GIVEN DATA:

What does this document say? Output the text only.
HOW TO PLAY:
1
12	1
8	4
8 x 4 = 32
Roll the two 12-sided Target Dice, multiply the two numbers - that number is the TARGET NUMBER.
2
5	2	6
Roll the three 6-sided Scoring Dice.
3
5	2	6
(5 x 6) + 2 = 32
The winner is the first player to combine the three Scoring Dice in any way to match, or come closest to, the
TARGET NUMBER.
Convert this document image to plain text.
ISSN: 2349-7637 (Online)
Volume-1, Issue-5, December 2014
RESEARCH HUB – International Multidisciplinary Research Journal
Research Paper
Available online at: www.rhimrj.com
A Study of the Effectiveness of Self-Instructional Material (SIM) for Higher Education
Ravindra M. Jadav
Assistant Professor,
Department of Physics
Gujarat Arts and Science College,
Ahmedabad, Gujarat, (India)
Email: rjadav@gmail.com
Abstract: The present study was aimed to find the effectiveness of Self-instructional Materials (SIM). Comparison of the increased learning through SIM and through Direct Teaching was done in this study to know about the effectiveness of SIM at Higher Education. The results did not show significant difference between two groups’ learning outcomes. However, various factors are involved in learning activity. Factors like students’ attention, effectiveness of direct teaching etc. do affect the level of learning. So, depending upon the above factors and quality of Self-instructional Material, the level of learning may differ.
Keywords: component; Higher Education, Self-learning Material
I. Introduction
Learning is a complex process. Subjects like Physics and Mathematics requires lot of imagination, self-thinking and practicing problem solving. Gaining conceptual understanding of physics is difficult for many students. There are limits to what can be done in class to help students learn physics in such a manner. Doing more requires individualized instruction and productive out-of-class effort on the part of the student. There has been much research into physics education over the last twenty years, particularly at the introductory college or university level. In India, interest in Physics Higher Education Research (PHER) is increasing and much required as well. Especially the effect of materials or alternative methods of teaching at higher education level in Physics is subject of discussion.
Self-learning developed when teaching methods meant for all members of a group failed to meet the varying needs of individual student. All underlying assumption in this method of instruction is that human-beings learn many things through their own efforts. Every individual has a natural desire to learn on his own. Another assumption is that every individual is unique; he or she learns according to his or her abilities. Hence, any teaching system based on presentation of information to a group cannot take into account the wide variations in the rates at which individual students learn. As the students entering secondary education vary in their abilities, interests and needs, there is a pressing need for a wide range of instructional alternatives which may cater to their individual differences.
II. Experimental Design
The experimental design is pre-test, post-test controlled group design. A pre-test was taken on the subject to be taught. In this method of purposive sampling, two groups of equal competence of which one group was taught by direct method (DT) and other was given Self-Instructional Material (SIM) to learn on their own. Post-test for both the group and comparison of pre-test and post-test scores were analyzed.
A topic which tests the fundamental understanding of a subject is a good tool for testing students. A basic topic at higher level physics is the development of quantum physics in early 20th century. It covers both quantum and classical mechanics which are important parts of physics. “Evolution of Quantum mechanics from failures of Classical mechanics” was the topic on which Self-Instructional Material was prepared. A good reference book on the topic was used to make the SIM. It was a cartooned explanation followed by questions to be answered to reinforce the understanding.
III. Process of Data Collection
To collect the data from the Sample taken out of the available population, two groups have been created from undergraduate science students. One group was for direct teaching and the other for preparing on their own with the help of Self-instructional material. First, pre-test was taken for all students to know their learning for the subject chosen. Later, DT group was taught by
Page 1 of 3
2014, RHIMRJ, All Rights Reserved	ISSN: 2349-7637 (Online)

WHAT THE EXERCISE ASKS: Which lines above contain "taught"? Show each of them.

WRITTEN ANSWER:
The experimental design is pre-test, post-test controlled group design. A pre-test was taken on the subject to be taught. In this method of purposive sampling, two groups of equal competence of which one group was taught by direct method (DT) and other was given Self-Instructional Material (SIM) to learn on their own. Post-test for both the group and comparison of pre-test and post-test scores were analyzed.
To collect the data from the Sample taken out of the available population, two groups have been created from undergraduate science students. One group was for direct teaching and the other for preparing on their own with the help of Self-instructional material. First, pre-test was taken for all students to know their learning for the subject chosen. Later, DT group was taught by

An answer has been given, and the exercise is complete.